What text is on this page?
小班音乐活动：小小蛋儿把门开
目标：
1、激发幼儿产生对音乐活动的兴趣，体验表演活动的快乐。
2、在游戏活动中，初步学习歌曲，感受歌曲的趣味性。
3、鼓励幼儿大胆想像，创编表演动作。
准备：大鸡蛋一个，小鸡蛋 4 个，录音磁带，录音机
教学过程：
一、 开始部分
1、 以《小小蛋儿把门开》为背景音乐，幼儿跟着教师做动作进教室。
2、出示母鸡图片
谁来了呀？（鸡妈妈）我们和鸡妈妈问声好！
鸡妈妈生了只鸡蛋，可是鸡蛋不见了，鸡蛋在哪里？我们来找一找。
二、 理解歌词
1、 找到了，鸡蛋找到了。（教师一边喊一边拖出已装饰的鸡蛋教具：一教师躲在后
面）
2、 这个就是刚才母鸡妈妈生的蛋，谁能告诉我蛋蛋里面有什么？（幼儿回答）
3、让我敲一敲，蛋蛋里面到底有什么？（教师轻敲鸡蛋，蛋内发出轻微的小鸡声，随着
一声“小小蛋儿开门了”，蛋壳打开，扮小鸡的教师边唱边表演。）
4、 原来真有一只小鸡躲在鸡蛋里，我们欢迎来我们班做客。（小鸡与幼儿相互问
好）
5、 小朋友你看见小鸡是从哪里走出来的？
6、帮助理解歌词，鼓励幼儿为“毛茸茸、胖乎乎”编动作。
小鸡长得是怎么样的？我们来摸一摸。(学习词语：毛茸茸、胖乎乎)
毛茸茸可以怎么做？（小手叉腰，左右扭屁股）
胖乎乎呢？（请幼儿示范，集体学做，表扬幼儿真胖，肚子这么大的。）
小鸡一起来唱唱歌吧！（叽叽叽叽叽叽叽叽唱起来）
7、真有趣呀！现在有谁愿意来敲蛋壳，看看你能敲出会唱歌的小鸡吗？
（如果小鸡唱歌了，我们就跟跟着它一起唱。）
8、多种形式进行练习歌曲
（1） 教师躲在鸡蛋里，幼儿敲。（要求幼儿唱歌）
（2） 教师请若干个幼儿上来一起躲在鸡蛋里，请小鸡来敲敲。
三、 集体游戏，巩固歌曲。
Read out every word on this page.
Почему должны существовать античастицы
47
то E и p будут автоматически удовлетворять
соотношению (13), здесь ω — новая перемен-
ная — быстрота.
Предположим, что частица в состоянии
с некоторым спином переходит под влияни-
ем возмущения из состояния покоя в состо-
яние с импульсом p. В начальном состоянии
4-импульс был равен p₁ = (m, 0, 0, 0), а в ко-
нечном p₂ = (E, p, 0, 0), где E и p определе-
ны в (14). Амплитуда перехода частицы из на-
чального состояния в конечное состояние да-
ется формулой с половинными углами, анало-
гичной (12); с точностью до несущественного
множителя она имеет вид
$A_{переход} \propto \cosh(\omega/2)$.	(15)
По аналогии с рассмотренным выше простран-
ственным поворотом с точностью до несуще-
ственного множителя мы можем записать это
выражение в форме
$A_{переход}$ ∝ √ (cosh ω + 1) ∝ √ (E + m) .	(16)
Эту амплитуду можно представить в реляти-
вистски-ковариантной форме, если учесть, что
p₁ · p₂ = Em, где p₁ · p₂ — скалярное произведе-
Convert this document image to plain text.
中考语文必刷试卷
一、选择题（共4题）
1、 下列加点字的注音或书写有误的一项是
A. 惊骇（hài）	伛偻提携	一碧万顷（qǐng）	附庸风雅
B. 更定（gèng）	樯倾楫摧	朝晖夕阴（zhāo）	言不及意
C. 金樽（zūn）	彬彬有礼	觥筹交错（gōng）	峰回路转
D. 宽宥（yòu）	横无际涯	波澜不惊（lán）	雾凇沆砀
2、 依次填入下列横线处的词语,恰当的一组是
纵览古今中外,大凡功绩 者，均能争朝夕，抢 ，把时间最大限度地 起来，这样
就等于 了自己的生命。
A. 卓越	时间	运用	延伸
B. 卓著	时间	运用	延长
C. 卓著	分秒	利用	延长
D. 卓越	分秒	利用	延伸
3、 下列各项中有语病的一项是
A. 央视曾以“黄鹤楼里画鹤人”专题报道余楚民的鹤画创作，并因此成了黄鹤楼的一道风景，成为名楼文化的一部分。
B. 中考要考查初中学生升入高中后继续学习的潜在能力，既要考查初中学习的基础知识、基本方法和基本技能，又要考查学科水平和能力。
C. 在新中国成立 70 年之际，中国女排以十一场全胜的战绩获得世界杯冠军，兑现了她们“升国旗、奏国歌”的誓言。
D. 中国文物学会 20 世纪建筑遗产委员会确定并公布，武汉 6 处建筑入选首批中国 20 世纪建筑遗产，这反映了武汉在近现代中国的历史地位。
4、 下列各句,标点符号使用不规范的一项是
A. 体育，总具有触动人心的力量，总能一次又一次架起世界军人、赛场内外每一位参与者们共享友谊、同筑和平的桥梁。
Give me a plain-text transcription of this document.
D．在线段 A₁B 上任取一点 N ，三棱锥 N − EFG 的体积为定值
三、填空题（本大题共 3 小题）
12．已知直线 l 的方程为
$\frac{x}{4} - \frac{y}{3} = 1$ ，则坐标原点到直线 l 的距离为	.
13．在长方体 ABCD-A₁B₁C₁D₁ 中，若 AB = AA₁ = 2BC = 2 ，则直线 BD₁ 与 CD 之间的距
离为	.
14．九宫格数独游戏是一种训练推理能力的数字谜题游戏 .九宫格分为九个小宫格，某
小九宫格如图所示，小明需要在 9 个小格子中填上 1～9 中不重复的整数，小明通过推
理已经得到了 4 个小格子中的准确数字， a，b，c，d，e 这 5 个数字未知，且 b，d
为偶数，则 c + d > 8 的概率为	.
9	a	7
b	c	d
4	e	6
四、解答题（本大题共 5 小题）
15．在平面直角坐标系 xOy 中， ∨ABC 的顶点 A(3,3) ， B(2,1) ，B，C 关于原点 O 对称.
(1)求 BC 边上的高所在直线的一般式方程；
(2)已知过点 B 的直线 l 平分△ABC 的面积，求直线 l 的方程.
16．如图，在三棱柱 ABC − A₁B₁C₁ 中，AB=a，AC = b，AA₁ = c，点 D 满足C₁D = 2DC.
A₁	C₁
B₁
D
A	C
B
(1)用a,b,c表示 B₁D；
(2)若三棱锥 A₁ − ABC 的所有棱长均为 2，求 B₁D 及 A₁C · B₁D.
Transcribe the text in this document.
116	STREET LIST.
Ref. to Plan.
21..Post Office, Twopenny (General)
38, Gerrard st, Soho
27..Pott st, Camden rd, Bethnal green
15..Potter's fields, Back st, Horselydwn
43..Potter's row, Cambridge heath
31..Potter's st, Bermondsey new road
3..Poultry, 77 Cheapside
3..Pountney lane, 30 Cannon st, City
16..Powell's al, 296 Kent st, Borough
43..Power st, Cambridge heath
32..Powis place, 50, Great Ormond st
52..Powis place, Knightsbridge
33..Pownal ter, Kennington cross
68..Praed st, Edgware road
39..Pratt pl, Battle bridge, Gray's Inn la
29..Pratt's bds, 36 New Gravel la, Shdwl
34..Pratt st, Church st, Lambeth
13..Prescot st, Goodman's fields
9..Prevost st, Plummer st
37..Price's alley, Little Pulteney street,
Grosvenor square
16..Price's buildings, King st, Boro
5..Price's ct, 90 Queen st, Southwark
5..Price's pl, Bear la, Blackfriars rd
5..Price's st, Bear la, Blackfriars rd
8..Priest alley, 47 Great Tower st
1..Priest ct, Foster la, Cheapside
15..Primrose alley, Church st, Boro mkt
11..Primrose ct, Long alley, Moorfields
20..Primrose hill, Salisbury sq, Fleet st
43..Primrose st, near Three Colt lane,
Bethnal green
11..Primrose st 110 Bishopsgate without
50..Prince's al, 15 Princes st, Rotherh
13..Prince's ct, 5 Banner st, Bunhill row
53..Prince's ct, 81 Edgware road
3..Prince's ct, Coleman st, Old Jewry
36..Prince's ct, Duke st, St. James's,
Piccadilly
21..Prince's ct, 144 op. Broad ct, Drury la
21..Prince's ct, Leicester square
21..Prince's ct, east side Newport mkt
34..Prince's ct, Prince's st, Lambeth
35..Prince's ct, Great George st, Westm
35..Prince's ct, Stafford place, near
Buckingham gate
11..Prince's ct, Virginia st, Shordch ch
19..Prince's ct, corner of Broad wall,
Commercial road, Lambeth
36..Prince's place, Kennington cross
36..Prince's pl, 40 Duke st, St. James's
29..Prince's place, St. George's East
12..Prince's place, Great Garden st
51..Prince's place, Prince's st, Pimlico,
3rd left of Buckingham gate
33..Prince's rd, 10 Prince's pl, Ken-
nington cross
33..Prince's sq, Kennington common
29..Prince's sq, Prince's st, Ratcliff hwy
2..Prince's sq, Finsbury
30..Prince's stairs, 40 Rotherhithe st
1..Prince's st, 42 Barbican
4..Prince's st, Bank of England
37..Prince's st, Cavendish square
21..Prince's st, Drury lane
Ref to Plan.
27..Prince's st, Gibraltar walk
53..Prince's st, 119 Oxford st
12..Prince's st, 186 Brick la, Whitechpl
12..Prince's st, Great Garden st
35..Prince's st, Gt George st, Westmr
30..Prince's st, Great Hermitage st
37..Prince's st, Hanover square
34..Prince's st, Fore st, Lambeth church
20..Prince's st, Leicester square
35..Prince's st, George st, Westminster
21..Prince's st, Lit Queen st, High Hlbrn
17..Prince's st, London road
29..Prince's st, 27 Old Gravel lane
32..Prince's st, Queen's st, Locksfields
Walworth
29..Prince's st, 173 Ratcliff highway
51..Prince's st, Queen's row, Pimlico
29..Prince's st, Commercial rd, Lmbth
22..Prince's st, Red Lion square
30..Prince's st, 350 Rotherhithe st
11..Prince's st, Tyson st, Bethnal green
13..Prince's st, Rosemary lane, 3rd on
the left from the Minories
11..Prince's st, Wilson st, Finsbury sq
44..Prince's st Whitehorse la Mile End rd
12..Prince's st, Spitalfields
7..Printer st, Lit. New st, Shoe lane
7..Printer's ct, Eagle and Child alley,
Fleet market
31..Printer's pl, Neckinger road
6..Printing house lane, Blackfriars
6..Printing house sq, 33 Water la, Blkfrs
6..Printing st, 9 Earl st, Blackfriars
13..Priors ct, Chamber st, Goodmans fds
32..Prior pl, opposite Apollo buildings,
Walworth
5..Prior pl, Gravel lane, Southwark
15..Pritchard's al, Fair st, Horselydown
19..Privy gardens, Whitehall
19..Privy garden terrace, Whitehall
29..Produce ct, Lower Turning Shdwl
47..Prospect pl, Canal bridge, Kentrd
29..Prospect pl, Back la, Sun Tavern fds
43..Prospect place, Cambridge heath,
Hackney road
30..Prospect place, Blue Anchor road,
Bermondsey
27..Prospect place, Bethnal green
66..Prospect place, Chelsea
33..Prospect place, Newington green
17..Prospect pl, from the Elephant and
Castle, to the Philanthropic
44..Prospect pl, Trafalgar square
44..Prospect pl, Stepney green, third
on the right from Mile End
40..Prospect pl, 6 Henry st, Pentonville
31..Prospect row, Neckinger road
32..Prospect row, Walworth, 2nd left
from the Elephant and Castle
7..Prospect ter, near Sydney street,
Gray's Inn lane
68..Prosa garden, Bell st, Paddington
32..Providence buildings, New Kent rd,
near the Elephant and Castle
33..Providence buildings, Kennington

*Given exercise*: Collect the lines that hold "Queen".

*Full answer*:
5..Price's ct, 90 Queen st, Southwark
21..Prince's st, Lit Queen st, High Hlbrn
32..Prince's st, Queen's st, Locksfields
51..Prince's st, Queen's row, Pimlico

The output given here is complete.